All records should be reproduced verbatim.
'''
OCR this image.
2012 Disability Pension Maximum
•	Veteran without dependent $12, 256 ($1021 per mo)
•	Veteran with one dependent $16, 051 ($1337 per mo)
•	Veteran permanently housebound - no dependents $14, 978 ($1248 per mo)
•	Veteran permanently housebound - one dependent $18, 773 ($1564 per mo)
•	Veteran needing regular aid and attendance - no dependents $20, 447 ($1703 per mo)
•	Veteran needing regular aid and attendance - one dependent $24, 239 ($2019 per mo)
'''
● **EXPECTED OUTPUT**
OCR this image.
2012 Disability Pension Maximum
•	Veteran without dependent $12, 256 ($1021 per mo)
•	Veteran with one dependent $16, 051 ($1337 per mo)
•	Veteran permanently housebound - no dependents $14, 978 ($1248 per mo)
•	Veteran permanently housebound - one dependent $18, 773 ($1564 per mo)
•	Veteran needing regular aid and attendance - no dependents $20, 447 ($1703 per mo)
•	Veteran needing regular aid and attendance - one dependent $24, 239 ($2019 per mo)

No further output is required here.